(Given request): Rewrite the lines below as a numbered list, skipping any blank lines. Leave the pictures out of your answer.

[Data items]
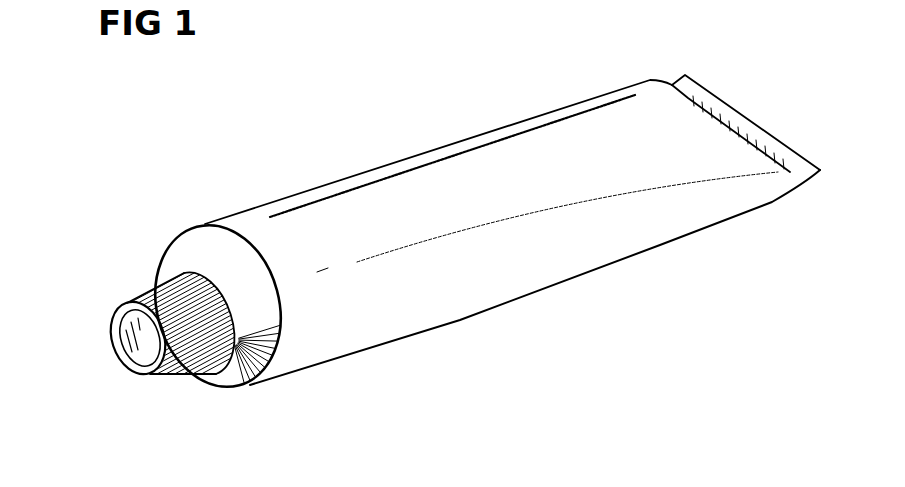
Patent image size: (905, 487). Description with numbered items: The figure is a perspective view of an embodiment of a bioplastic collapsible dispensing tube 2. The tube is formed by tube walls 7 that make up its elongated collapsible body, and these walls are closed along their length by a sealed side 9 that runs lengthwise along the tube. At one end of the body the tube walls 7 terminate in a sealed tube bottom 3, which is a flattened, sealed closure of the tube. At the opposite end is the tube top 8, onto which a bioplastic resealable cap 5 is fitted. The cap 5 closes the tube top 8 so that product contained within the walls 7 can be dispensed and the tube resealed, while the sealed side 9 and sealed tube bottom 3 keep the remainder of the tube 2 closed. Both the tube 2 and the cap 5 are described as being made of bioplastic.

The bioplastic collapsible dispensing tube 2 is at (405, 137).
The sealed tube bottom 3 is at (735, 117).
The bioplastic resealable cap 5 is at (133, 302).
The tube walls 7 is at (483, 312).
The tube top 8 is at (223, 358).
The sealed side 9 is at (567, 118).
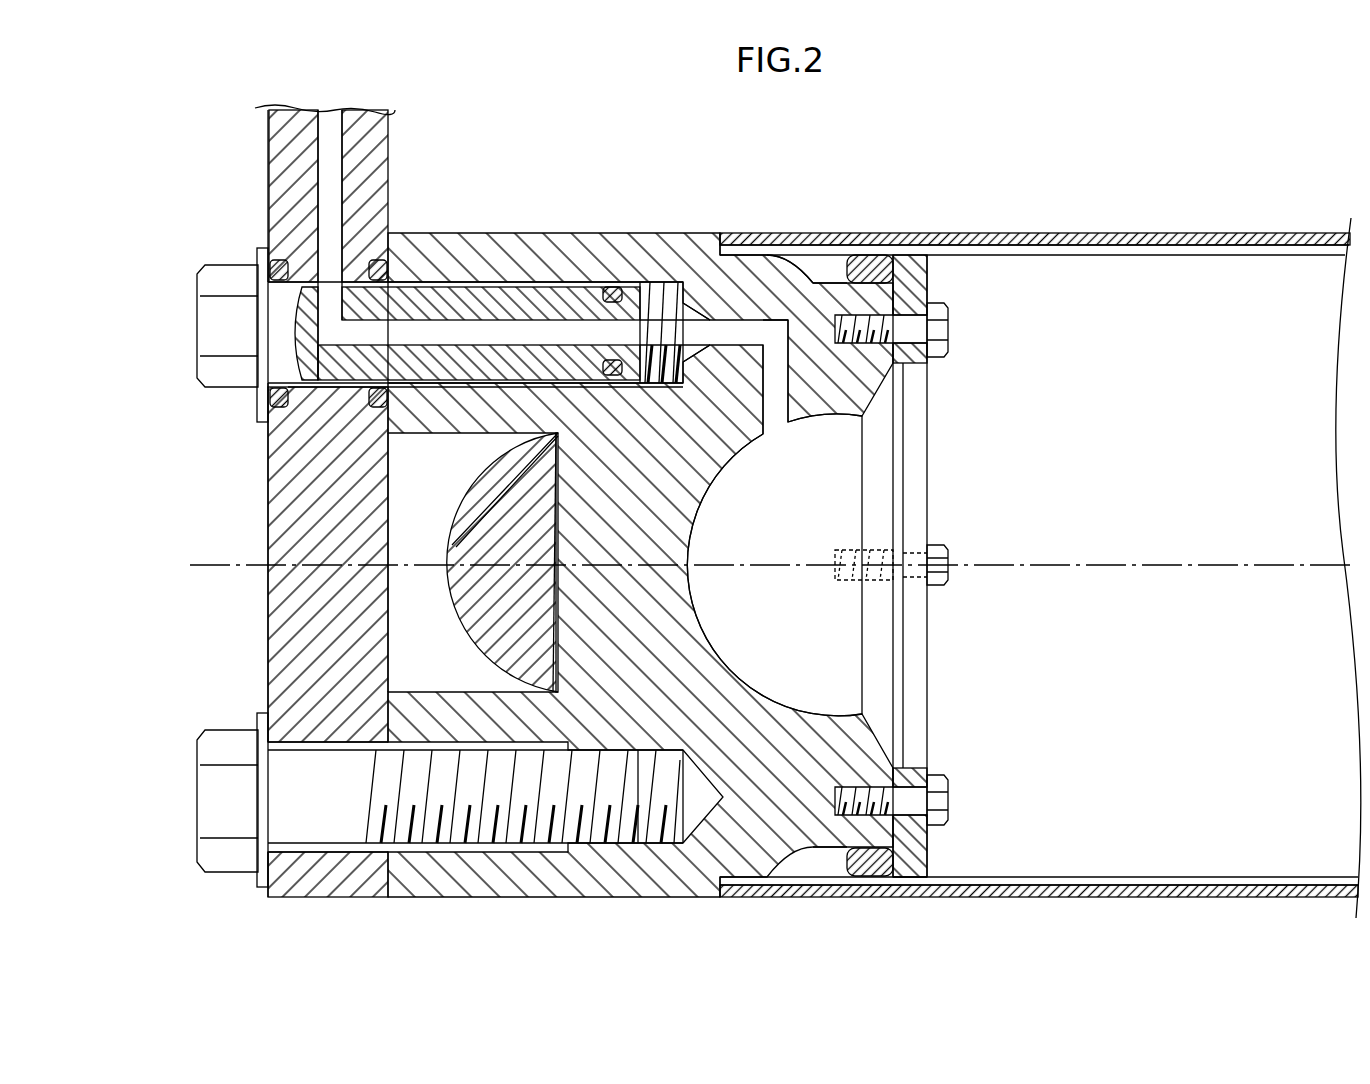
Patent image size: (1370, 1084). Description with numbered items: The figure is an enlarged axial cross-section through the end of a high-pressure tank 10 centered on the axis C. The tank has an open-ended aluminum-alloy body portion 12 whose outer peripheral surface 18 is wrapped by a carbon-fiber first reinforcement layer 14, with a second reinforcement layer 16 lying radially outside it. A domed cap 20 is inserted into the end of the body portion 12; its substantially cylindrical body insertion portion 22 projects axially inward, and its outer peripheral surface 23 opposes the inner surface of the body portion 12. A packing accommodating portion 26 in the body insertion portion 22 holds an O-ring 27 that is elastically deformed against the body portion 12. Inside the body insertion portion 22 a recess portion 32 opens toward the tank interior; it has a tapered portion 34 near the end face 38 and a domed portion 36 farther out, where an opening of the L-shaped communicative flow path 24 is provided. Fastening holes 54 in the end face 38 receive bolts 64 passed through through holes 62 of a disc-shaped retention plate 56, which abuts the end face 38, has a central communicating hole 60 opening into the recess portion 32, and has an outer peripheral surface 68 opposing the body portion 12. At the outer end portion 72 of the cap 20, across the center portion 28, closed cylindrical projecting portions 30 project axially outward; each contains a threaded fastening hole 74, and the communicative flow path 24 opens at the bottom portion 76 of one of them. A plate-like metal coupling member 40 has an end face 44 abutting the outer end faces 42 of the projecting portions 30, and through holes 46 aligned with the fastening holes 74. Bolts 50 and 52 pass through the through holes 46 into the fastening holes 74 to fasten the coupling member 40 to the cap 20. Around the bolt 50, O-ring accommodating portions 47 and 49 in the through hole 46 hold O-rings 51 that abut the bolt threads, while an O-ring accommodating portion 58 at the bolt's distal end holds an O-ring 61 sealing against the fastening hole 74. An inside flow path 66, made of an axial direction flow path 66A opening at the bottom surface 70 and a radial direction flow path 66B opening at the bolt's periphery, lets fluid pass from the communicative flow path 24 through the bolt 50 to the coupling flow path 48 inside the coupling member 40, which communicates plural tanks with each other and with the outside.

The high-pressure tank 10 is at (1215, 190).
The body portion 12 is at (1085, 256).
The first reinforcement layer 14 is at (1010, 233).
The second reinforcement layer 16 is at (455, 585).
The outer peripheral surface 18 is at (1105, 255).
The cap 20 is at (1000, 410).
The body insertion portion 22 is at (783, 267).
The outer peripheral surface 23 is at (837, 283).
The communicative flow path 24 is at (777, 420).
The packing accommodating portion 26 is at (823, 263).
The O-ring 27 is at (862, 268).
The center portion 28 is at (470, 545).
The projecting portion 30 is at (400, 246).
The recess portion 32 is at (774, 565).
The tapered portion 34 is at (862, 440).
The domed portion 36 is at (915, 612).
The end face 38 is at (925, 282).
The coupling member 40 is at (275, 493).
The outer end face 42 is at (375, 223).
The end face 44 is at (390, 590).
The through hole 46 is at (285, 300).
The O-ring accommodating portion 47 is at (262, 255).
The coupling flow path 48 is at (318, 165).
The O-ring accommodating portion 49 is at (397, 277).
The bolt 50 is at (210, 342).
The O-ring 51 is at (275, 397).
The bolt 52 is at (205, 802).
The fastening hole 54 is at (885, 350).
The retention plate 56 is at (900, 650).
The O-ring accommodating portion 58 is at (612, 288).
The communicating hole 60 is at (912, 768).
The O-ring 61 is at (622, 287).
The through hole 62 is at (945, 340).
The bolt 64 is at (950, 315).
The inside flow path 66 is at (482, 320).
The axial direction flow path 66A is at (542, 327).
The radial direction flow path 66B is at (320, 290).
The outer peripheral surface 68 is at (915, 880).
The bottom surface 70 is at (700, 330).
The outer end portion 72 is at (525, 450).
The fastening hole 74 is at (653, 287).
The bottom portion 76 is at (677, 287).
The axis C is at (1160, 560).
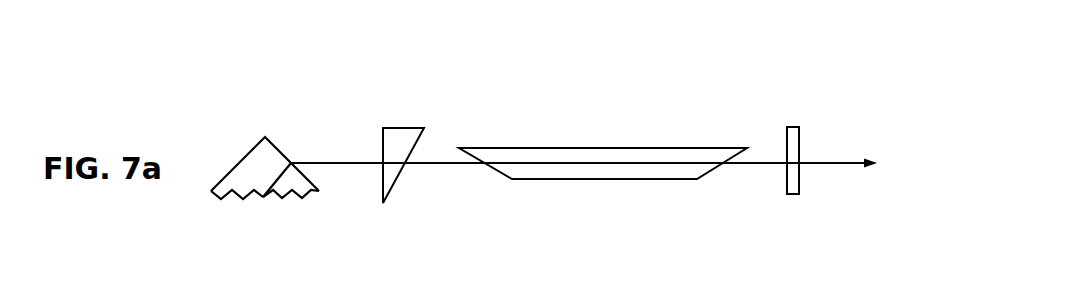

(Solution for this exercise):
1. Patent image size: (905, 487). Description with numbered items: The figure is a perspective view of an embodiment of a bioplastic collapsible dispensing tube 2. The tube is formed by tube walls 7 that make up its elongated collapsible body, and these walls are closed along their length by a sealed side 9 that runs lengthwise along the tube. At one end of the body the tube walls 7 terminate in a sealed tube bottom 3, which is a flattened, sealed closure of the tube. At the opposite end is the tube top 8, onto which a bioplastic resealable cap 5 is fitted. The cap 5 closes the tube top 8 so that product contained within the walls 7 can be dispensed and the tube resealed, while the sealed side 9 and sealed tube bottom 3 keep the remainder of the tube 2 closed. Both the tube 2 and the cap 5 are described as being made of bioplastic.
2. The bioplastic collapsible dispensing tube 2 is at (405, 137).
3. The sealed tube bottom 3 is at (735, 117).
4. The bioplastic resealable cap 5 is at (133, 302).
5. The tube walls 7 is at (483, 312).
6. The tube top 8 is at (223, 358).
7. The sealed side 9 is at (567, 118).
8. Patent image size: (1370, 1084). Description with numbered items: The figure is an enlarged axial cross-section through the end of a high-pressure tank 10 centered on the axis C. The tank has an open-ended aluminum-alloy body portion 12 whose outer peripheral surface 18 is wrapped by a carbon-fiber first reinforcement layer 14, with a second reinforcement layer 16 lying radially outside it. A domed cap 20 is inserted into the end of the body portion 12; its substantially cylindrical body insertion portion 22 projects axially inward, and its outer peripheral surface 23 opposes the inner surface of the body portion 12. A packing accommodating portion 26 in the body insertion portion 22 holds an O-ring 27 that is elastically deformed against the body portion 12. Inside the body insertion portion 22 a recess portion 32 opens toward the tank interior; it has a tapered portion 34 near the end face 38 and a domed portion 36 farther out, where an opening of the L-shaped communicative flow path 24 is provided. Fastening holes 54 in the end face 38 receive bolts 64 passed through through holes 62 of a disc-shaped retention plate 56, which abuts the end face 38, has a central communicating hole 60 opening into the recess portion 32, and has an outer peripheral surface 68 opposing the body portion 12. At the outer end portion 72 of the cap 20, across the center portion 28, closed cylindrical projecting portions 30 project axially outward; each contains a threaded fastening hole 74, and the communicative flow path 24 opens at the bottom portion 76 of one of them. A plate-like metal coupling member 40 has an end face 44 abutting the outer end faces 42 of the projecting portions 30, and through holes 46 aligned with the fastening holes 74. Bolts 50 and 52 pass through the through holes 46 into the fastening holes 74 to fasten the coupling member 40 to the cap 20. Around the bolt 50, O-ring accommodating portions 47 and 49 in the through hole 46 hold O-rings 51 that abut the bolt threads, while an O-ring accommodating portion 58 at the bolt's distal end holds an O-ring 61 sealing against the fastening hole 74. An inside flow path 66, made of an axial direction flow path 66A opening at the bottom surface 70 and a radial direction flow path 66B opening at the bolt's periphery, lets fluid pass from the communicative flow path 24 through the bolt 50 to the coupling flow path 48 inside the coupling member 40, which communicates plural tanks with each other and with the outside.
9. The high-pressure tank 10 is at (1215, 190).
10. The body portion 12 is at (1085, 256).
11. The first reinforcement layer 14 is at (1010, 233).
12. The second reinforcement layer 16 is at (455, 585).
13. The outer peripheral surface 18 is at (1105, 255).
14. The cap 20 is at (1000, 410).
15. The body insertion portion 22 is at (783, 267).
16. The outer peripheral surface 23 is at (837, 283).
17. The communicative flow path 24 is at (777, 420).
18. The packing accommodating portion 26 is at (823, 263).
19. The O-ring 27 is at (862, 268).
20. The center portion 28 is at (470, 545).
21. The projecting portion 30 is at (400, 246).
22. The recess portion 32 is at (774, 565).
23. The tapered portion 34 is at (862, 440).
24. The domed portion 36 is at (915, 612).
25. The end face 38 is at (925, 282).
26. The coupling member 40 is at (275, 493).
27. The outer end face 42 is at (375, 223).
28. The end face 44 is at (390, 590).
29. The through hole 46 is at (285, 300).
30. The O-ring accommodating portion 47 is at (262, 255).
31. The coupling flow path 48 is at (318, 165).
32. The O-ring accommodating portion 49 is at (397, 277).
33. The bolt 50 is at (210, 342).
34. The O-ring 51 is at (275, 397).
35. The bolt 52 is at (205, 802).
36. The fastening hole 54 is at (885, 350).
37. The retention plate 56 is at (900, 650).
38. The O-ring accommodating portion 58 is at (612, 288).
39. The communicating hole 60 is at (912, 768).
40. The O-ring 61 is at (622, 287).
41. The through hole 62 is at (945, 340).
42. The bolt 64 is at (950, 315).
43. The inside flow path 66 is at (482, 320).
44. The axial direction flow path 66A is at (542, 327).
45. The radial direction flow path 66B is at (320, 290).
46. The outer peripheral surface 68 is at (915, 880).
47. The bottom surface 70 is at (700, 330).
48. The outer end portion 72 is at (525, 450).
49. The fastening hole 74 is at (653, 287).
50. The bottom portion 76 is at (677, 287).
51. The axis C is at (1160, 560).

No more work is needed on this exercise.